*TASK DETAILS:*
Only the pictures are omitted; repeat all other data exactly.

*DATASET ENTRIES:*
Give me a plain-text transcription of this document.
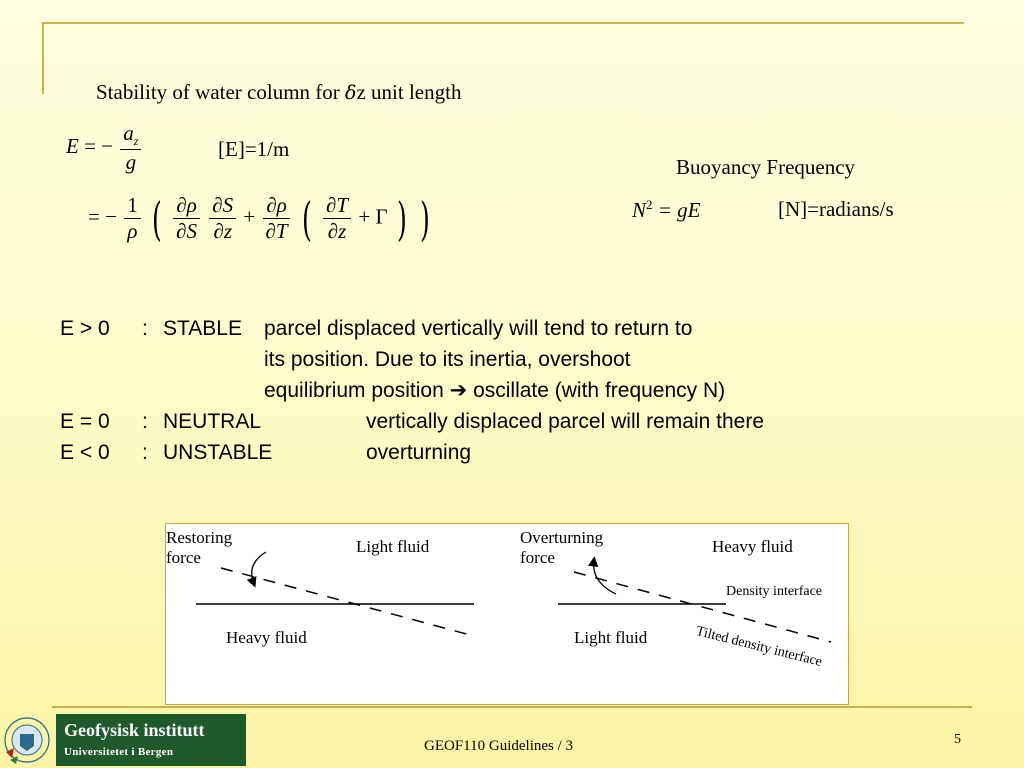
Stability of water column for δz unit length
E = − $\frac{a_z}{g}$	[E]=1/m
= − $\frac{1}{\rho}$ ( $\frac{\partial\rho}{\partial S}$
$\frac{\partial S}{\partial z} + \frac{\partial\rho}{\partial T}$ ( $\frac{\partial T}{\partial z} + \Gamma$ ) )
Buoyancy Frequency
$N^2$ = gE	[N]=radians/s
E > 0 : STABLE parcel displaced vertically will tend to return to
its position. Due to its inertia, overshoot
equilibrium position ➔ oscillate (with frequency N)
E = 0 : NEUTRAL	vertically displaced parcel will remain there
E < 0 : UNSTABLE	overturning
Restoring
force
Light fluid
Heavy fluid
Overturning
force
Heavy fluid
Light fluid
Density interface
Tilted density interface
Geofysisk institutt
Universitetet i Bergen	GEOF110 Guidelines / 3	5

*REPLY TO THE TASK:*
Give me a plain-text transcription of this document.
Stability of water column for δz unit length
E = − $\frac{a_z}{g}$	[E]=1/m
= − $\frac{1}{\rho}$ ( $\frac{\partial\rho}{\partial S}$
$\frac{\partial S}{\partial z} + \frac{\partial\rho}{\partial T}$ ( $\frac{\partial T}{\partial z} + \Gamma$ ) )
Buoyancy Frequency
$N^2$ = gE	[N]=radians/s
E > 0 : STABLE parcel displaced vertically will tend to return to
its position. Due to its inertia, overshoot
equilibrium position ➔ oscillate (with frequency N)
E = 0 : NEUTRAL	vertically displaced parcel will remain there
E < 0 : UNSTABLE	overturning
Restoring
force
Light fluid
Heavy fluid
Overturning
force
Heavy fluid
Light fluid
Density interface
Tilted density interface
Geofysisk institutt
Universitetet i Bergen	GEOF110 Guidelines / 3	5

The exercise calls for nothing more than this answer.